Source data
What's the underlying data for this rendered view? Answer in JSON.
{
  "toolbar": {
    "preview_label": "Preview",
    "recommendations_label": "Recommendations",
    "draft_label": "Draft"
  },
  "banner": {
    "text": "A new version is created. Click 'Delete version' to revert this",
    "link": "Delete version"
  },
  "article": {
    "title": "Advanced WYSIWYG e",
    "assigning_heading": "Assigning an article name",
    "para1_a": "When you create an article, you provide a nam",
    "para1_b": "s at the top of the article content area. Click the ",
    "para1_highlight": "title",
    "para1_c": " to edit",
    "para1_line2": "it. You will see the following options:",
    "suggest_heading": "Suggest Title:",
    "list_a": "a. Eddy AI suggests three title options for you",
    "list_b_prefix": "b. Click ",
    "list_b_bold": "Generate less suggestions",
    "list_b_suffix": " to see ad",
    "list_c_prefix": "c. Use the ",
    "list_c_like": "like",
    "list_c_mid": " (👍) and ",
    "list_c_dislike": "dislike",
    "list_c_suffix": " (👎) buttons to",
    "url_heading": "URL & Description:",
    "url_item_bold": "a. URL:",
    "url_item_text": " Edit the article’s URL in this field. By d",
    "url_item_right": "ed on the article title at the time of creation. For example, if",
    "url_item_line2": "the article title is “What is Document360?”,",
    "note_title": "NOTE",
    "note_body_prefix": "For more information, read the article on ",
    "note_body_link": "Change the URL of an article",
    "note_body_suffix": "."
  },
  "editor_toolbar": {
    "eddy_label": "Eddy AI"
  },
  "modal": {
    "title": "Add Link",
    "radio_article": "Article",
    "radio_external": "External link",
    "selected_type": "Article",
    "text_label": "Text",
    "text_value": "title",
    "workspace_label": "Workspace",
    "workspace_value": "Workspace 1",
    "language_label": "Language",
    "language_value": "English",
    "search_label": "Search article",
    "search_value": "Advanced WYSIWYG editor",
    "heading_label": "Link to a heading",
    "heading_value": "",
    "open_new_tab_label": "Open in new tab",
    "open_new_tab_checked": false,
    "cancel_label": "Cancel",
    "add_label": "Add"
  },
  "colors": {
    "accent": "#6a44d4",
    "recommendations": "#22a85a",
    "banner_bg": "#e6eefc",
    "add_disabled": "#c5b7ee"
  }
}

What the task asks
Exact output of every entry is required.

Reply to the task
What's the underlying data for this rendered view? Answer in JSON.
{
  "toolbar": {
    "preview_label": "Preview",
    "recommendations_label": "Recommendations",
    "draft_label": "Draft"
  },
  "banner": {
    "text": "A new version is created. Click 'Delete version' to revert this",
    "link": "Delete version"
  },
  "article": {
    "title": "Advanced WYSIWYG e",
    "assigning_heading": "Assigning an article name",
    "para1_a": "When you create an article, you provide a nam",
    "para1_b": "s at the top of the article content area. Click the ",
    "para1_highlight": "title",
    "para1_c": " to edit",
    "para1_line2": "it. You will see the following options:",
    "suggest_heading": "Suggest Title:",
    "list_a": "a. Eddy AI suggests three title options for you",
    "list_b_prefix": "b. Click ",
    "list_b_bold": "Generate less suggestions",
    "list_b_suffix": " to see ad",
    "list_c_prefix": "c. Use the ",
    "list_c_like": "like",
    "list_c_mid": " (👍) and ",
    "list_c_dislike": "dislike",
    "list_c_suffix": " (👎) buttons to",
    "url_heading": "URL & Description:",
    "url_item_bold": "a. URL:",
    "url_item_text": " Edit the article’s URL in this field. By d",
    "url_item_right": "ed on the article title at the time of creation. For example, if",
    "url_item_line2": "the article title is “What is Document360?”,",
    "note_title": "NOTE",
    "note_body_prefix": "For more information, read the article on ",
    "note_body_link": "Change the URL of an article",
    "note_body_suffix": "."
  },
  "editor_toolbar": {
    "eddy_label": "Eddy AI"
  },
  "modal": {
    "title": "Add Link",
    "radio_article": "Article",
    "radio_external": "External link",
    "selected_type": "Article",
    "text_label": "Text",
    "text_value": "title",
    "workspace_label": "Workspace",
    "workspace_value": "Workspace 1",
    "language_label": "Language",
    "language_value": "English",
    "search_label": "Search article",
    "search_value": "Advanced WYSIWYG editor",
    "heading_label": "Link to a heading",
    "heading_value": "",
    "open_new_tab_label": "Open in new tab",
    "open_new_tab_checked": false,
    "cancel_label": "Cancel",
    "add_label": "Add"
  },
  "colors": {
    "accent": "#6a44d4",
    "recommendations": "#22a85a",
    "banner_bg": "#e6eefc",
    "add_disabled": "#c5b7ee"
  }
}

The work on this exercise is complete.